[Dataset entries on figures]
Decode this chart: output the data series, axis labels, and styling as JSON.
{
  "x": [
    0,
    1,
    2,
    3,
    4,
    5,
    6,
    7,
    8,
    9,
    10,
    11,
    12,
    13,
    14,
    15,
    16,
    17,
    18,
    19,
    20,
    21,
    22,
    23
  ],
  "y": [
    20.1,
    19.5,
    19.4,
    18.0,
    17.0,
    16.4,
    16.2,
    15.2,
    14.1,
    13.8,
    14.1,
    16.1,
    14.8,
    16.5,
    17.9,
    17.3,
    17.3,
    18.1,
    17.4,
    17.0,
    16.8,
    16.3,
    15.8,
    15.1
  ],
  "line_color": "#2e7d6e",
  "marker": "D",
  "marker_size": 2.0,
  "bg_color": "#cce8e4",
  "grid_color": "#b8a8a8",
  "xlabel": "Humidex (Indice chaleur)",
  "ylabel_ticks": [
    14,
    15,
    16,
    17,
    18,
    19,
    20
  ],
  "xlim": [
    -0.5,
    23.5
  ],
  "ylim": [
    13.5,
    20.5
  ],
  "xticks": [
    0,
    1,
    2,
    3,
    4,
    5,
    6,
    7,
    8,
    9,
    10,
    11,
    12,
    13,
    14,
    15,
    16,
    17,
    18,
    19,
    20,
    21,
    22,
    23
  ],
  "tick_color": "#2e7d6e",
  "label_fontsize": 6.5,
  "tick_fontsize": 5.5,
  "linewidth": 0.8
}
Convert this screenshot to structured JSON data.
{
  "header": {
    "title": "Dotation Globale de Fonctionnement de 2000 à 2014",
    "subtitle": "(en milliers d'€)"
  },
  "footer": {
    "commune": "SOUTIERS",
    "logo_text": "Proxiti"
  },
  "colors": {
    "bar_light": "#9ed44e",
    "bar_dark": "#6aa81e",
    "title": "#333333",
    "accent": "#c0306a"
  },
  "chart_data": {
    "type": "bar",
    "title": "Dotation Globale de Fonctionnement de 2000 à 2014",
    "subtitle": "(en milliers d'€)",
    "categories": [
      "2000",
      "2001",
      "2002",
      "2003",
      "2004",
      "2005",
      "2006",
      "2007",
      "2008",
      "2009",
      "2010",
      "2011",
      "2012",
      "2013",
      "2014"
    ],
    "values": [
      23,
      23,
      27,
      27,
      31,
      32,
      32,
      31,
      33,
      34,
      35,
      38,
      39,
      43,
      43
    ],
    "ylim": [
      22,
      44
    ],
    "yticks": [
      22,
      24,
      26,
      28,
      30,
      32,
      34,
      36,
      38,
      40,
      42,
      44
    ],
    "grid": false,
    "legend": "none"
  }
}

◆ Request
Each line above must be printed exactly as it appears.

◆ Response to this task
Decode this chart: output the data series, axis labels, and styling as JSON.
{
  "x": [
    0,
    1,
    2,
    3,
    4,
    5,
    6,
    7,
    8,
    9,
    10,
    11,
    12,
    13,
    14,
    15,
    16,
    17,
    18,
    19,
    20,
    21,
    22,
    23
  ],
  "y": [
    20.1,
    19.5,
    19.4,
    18.0,
    17.0,
    16.4,
    16.2,
    15.2,
    14.1,
    13.8,
    14.1,
    16.1,
    14.8,
    16.5,
    17.9,
    17.3,
    17.3,
    18.1,
    17.4,
    17.0,
    16.8,
    16.3,
    15.8,
    15.1
  ],
  "line_color": "#2e7d6e",
  "marker": "D",
  "marker_size": 2.0,
  "bg_color": "#cce8e4",
  "grid_color": "#b8a8a8",
  "xlabel": "Humidex (Indice chaleur)",
  "ylabel_ticks": [
    14,
    15,
    16,
    17,
    18,
    19,
    20
  ],
  "xlim": [
    -0.5,
    23.5
  ],
  "ylim": [
    13.5,
    20.5
  ],
  "xticks": [
    0,
    1,
    2,
    3,
    4,
    5,
    6,
    7,
    8,
    9,
    10,
    11,
    12,
    13,
    14,
    15,
    16,
    17,
    18,
    19,
    20,
    21,
    22,
    23
  ],
  "tick_color": "#2e7d6e",
  "label_fontsize": 6.5,
  "tick_fontsize": 5.5,
  "linewidth": 0.8
}
Convert this screenshot to structured JSON data.
{
  "header": {
    "title": "Dotation Globale de Fonctionnement de 2000 à 2014",
    "subtitle": "(en milliers d'€)"
  },
  "footer": {
    "commune": "SOUTIERS",
    "logo_text": "Proxiti"
  },
  "colors": {
    "bar_light": "#9ed44e",
    "bar_dark": "#6aa81e",
    "title": "#333333",
    "accent": "#c0306a"
  },
  "chart_data": {
    "type": "bar",
    "title": "Dotation Globale de Fonctionnement de 2000 à 2014",
    "subtitle": "(en milliers d'€)",
    "categories": [
      "2000",
      "2001",
      "2002",
      "2003",
      "2004",
      "2005",
      "2006",
      "2007",
      "2008",
      "2009",
      "2010",
      "2011",
      "2012",
      "2013",
      "2014"
    ],
    "values": [
      23,
      23,
      27,
      27,
      31,
      32,
      32,
      31,
      33,
      34,
      35,
      38,
      39,
      43,
      43
    ],
    "ylim": [
      22,
      44
    ],
    "yticks": [
      22,
      24,
      26,
      28,
      30,
      32,
      34,
      36,
      38,
      40,
      42,
      44
    ],
    "grid": false,
    "legend": "none"
  }
}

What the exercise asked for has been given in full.